From the entries below, copy every line that holds the word "ABCD".

## ROWS
════════════════════

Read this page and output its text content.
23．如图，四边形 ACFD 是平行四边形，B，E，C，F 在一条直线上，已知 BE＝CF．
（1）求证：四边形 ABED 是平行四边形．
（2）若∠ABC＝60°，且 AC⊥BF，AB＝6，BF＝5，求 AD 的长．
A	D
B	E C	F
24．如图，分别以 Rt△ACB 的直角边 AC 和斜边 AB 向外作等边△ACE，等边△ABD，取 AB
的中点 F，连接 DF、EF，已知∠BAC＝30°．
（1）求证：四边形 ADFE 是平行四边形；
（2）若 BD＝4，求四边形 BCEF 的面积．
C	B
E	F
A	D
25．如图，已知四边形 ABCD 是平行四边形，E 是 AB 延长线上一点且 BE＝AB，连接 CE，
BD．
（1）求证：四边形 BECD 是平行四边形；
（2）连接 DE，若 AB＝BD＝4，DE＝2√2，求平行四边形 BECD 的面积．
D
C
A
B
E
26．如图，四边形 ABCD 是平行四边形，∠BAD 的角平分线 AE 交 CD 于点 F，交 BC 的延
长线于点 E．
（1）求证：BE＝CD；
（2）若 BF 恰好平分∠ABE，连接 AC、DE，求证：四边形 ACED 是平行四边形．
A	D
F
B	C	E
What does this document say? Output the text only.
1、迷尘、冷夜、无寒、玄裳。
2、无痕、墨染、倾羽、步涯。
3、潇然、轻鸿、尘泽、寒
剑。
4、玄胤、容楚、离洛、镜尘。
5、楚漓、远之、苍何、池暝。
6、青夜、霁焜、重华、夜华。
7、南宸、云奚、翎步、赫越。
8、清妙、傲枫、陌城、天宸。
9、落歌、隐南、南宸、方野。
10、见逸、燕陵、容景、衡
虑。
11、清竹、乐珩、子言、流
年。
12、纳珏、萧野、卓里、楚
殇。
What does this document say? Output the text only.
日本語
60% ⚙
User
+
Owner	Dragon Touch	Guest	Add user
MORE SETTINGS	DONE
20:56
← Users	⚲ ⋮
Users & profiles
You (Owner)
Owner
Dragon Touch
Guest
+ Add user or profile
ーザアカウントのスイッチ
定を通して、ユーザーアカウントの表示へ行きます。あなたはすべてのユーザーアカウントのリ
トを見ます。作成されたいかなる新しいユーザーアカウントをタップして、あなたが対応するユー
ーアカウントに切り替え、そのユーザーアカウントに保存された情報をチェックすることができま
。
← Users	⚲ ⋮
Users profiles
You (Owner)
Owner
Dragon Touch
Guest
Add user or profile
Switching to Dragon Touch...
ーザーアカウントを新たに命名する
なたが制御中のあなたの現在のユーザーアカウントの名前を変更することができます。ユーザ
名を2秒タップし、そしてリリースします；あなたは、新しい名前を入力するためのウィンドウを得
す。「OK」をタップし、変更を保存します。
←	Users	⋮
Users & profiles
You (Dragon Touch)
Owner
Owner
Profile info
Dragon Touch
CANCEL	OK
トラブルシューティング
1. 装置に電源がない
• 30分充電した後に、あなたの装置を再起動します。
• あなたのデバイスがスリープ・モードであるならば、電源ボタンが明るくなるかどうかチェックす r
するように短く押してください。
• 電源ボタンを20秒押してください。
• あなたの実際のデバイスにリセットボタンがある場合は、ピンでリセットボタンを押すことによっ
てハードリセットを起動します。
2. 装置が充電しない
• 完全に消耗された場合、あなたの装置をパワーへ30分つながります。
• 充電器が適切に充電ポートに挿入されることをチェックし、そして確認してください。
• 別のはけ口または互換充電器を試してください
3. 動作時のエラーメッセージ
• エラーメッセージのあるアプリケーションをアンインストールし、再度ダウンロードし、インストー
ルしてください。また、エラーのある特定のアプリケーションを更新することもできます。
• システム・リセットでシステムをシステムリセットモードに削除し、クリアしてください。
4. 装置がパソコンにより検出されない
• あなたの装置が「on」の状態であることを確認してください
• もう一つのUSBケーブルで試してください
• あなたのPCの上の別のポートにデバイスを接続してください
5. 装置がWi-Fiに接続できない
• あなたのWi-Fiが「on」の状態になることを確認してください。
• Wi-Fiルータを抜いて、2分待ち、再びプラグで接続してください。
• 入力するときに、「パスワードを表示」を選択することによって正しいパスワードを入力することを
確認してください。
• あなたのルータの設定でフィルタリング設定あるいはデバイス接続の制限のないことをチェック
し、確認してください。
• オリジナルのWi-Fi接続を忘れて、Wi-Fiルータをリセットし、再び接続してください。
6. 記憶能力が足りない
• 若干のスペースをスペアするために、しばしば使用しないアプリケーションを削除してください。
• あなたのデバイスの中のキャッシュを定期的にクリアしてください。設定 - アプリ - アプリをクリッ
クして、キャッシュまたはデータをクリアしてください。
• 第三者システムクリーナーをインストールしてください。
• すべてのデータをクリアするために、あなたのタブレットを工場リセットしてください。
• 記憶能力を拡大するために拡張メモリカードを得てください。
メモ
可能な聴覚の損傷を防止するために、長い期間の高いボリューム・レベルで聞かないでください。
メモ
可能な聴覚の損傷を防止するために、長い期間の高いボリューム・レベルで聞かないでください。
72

════════════════════

## EXERCISE OUTPUT
25．如图，已知四边形 ABCD 是平行四边形，E 是 AB 延长线上一点且 BE＝AB，连接 CE，
26．如图，四边形 ABCD 是平行四边形，∠BAD 的角平分线 AE 交 CD 于点 F，交 BC 的延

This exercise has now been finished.